-------- Provided entries

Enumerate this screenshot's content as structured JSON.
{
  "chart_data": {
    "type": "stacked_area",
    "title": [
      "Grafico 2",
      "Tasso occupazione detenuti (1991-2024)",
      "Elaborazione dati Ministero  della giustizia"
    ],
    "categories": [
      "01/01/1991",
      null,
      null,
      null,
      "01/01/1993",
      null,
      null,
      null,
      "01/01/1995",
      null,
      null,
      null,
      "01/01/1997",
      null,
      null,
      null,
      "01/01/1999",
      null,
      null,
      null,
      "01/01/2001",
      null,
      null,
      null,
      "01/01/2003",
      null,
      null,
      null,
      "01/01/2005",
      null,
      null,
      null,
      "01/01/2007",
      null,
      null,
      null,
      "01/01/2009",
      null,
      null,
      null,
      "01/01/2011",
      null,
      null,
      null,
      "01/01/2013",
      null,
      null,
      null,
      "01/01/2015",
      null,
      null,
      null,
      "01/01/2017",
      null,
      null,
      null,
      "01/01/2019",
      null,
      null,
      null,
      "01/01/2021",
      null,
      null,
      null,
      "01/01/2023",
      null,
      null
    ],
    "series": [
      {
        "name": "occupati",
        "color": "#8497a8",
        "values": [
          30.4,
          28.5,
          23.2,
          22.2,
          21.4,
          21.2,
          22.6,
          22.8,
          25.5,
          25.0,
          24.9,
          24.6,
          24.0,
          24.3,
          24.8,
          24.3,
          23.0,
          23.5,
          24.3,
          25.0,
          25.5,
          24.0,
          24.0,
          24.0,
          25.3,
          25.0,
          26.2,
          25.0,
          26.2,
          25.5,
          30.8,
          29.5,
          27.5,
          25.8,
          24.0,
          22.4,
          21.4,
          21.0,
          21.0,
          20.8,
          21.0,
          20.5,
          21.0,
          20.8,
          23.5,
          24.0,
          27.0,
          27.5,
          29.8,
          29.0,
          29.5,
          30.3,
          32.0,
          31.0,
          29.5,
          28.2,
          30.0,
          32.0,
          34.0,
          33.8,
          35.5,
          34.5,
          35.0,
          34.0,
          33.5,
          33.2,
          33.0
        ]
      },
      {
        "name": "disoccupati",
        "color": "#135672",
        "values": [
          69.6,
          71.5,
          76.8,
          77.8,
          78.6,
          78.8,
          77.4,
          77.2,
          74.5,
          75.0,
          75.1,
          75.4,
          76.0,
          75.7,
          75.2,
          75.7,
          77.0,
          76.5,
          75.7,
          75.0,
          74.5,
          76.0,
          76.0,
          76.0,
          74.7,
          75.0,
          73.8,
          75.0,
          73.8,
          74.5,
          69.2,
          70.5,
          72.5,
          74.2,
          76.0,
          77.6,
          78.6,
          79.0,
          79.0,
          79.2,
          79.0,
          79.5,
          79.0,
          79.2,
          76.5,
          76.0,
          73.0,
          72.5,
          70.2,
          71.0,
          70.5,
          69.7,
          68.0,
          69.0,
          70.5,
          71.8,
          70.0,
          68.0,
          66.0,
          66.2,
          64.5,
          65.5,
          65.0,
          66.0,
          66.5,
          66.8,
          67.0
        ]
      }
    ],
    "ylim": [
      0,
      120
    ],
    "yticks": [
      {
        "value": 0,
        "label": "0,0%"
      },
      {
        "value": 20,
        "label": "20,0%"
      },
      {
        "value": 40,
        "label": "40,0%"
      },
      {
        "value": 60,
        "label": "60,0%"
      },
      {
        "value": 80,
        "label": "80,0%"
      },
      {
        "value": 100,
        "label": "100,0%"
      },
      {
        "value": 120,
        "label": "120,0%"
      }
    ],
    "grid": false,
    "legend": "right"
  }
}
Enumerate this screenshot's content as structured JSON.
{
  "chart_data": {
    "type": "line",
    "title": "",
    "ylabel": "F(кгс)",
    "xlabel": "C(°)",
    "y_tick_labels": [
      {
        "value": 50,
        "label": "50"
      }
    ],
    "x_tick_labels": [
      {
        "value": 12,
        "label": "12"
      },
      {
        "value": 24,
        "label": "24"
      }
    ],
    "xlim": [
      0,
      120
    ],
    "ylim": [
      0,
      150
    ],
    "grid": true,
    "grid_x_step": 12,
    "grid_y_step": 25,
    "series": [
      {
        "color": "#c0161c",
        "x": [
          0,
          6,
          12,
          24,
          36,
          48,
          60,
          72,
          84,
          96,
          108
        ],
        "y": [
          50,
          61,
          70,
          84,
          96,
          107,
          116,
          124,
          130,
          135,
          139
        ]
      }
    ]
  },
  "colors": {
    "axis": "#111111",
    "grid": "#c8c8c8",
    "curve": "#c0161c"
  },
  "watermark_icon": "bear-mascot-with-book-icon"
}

----------------

Written problem>
Every line of the records above needs to be given again exactly.

Expected answer>
Enumerate this screenshot's content as structured JSON.
{
  "chart_data": {
    "type": "stacked_area",
    "title": [
      "Grafico 2",
      "Tasso occupazione detenuti (1991-2024)",
      "Elaborazione dati Ministero  della giustizia"
    ],
    "categories": [
      "01/01/1991",
      null,
      null,
      null,
      "01/01/1993",
      null,
      null,
      null,
      "01/01/1995",
      null,
      null,
      null,
      "01/01/1997",
      null,
      null,
      null,
      "01/01/1999",
      null,
      null,
      null,
      "01/01/2001",
      null,
      null,
      null,
      "01/01/2003",
      null,
      null,
      null,
      "01/01/2005",
      null,
      null,
      null,
      "01/01/2007",
      null,
      null,
      null,
      "01/01/2009",
      null,
      null,
      null,
      "01/01/2011",
      null,
      null,
      null,
      "01/01/2013",
      null,
      null,
      null,
      "01/01/2015",
      null,
      null,
      null,
      "01/01/2017",
      null,
      null,
      null,
      "01/01/2019",
      null,
      null,
      null,
      "01/01/2021",
      null,
      null,
      null,
      "01/01/2023",
      null,
      null
    ],
    "series": [
      {
        "name": "occupati",
        "color": "#8497a8",
        "values": [
          30.4,
          28.5,
          23.2,
          22.2,
          21.4,
          21.2,
          22.6,
          22.8,
          25.5,
          25.0,
          24.9,
          24.6,
          24.0,
          24.3,
          24.8,
          24.3,
          23.0,
          23.5,
          24.3,
          25.0,
          25.5,
          24.0,
          24.0,
          24.0,
          25.3,
          25.0,
          26.2,
          25.0,
          26.2,
          25.5,
          30.8,
          29.5,
          27.5,
          25.8,
          24.0,
          22.4,
          21.4,
          21.0,
          21.0,
          20.8,
          21.0,
          20.5,
          21.0,
          20.8,
          23.5,
          24.0,
          27.0,
          27.5,
          29.8,
          29.0,
          29.5,
          30.3,
          32.0,
          31.0,
          29.5,
          28.2,
          30.0,
          32.0,
          34.0,
          33.8,
          35.5,
          34.5,
          35.0,
          34.0,
          33.5,
          33.2,
          33.0
        ]
      },
      {
        "name": "disoccupati",
        "color": "#135672",
        "values": [
          69.6,
          71.5,
          76.8,
          77.8,
          78.6,
          78.8,
          77.4,
          77.2,
          74.5,
          75.0,
          75.1,
          75.4,
          76.0,
          75.7,
          75.2,
          75.7,
          77.0,
          76.5,
          75.7,
          75.0,
          74.5,
          76.0,
          76.0,
          76.0,
          74.7,
          75.0,
          73.8,
          75.0,
          73.8,
          74.5,
          69.2,
          70.5,
          72.5,
          74.2,
          76.0,
          77.6,
          78.6,
          79.0,
          79.0,
          79.2,
          79.0,
          79.5,
          79.0,
          79.2,
          76.5,
          76.0,
          73.0,
          72.5,
          70.2,
          71.0,
          70.5,
          69.7,
          68.0,
          69.0,
          70.5,
          71.8,
          70.0,
          68.0,
          66.0,
          66.2,
          64.5,
          65.5,
          65.0,
          66.0,
          66.5,
          66.8,
          67.0
        ]
      }
    ],
    "ylim": [
      0,
      120
    ],
    "yticks": [
      {
        "value": 0,
        "label": "0,0%"
      },
      {
        "value": 20,
        "label": "20,0%"
      },
      {
        "value": 40,
        "label": "40,0%"
      },
      {
        "value": 60,
        "label": "60,0%"
      },
      {
        "value": 80,
        "label": "80,0%"
      },
      {
        "value": 100,
        "label": "100,0%"
      },
      {
        "value": 120,
        "label": "120,0%"
      }
    ],
    "grid": false,
    "legend": "right"
  }
}
Enumerate this screenshot's content as structured JSON.
{
  "chart_data": {
    "type": "line",
    "title": "",
    "ylabel": "F(кгс)",
    "xlabel": "C(°)",
    "y_tick_labels": [
      {
        "value": 50,
        "label": "50"
      }
    ],
    "x_tick_labels": [
      {
        "value": 12,
        "label": "12"
      },
      {
        "value": 24,
        "label": "24"
      }
    ],
    "xlim": [
      0,
      120
    ],
    "ylim": [
      0,
      150
    ],
    "grid": true,
    "grid_x_step": 12,
    "grid_y_step": 25,
    "series": [
      {
        "color": "#c0161c",
        "x": [
          0,
          6,
          12,
          24,
          36,
          48,
          60,
          72,
          84,
          96,
          108
        ],
        "y": [
          50,
          61,
          70,
          84,
          96,
          107,
          116,
          124,
          130,
          135,
          139
        ]
      }
    ]
  },
  "colors": {
    "axis": "#111111",
    "grid": "#c8c8c8",
    "curve": "#c0161c"
  },
  "watermark_icon": "bear-mascot-with-book-icon"
}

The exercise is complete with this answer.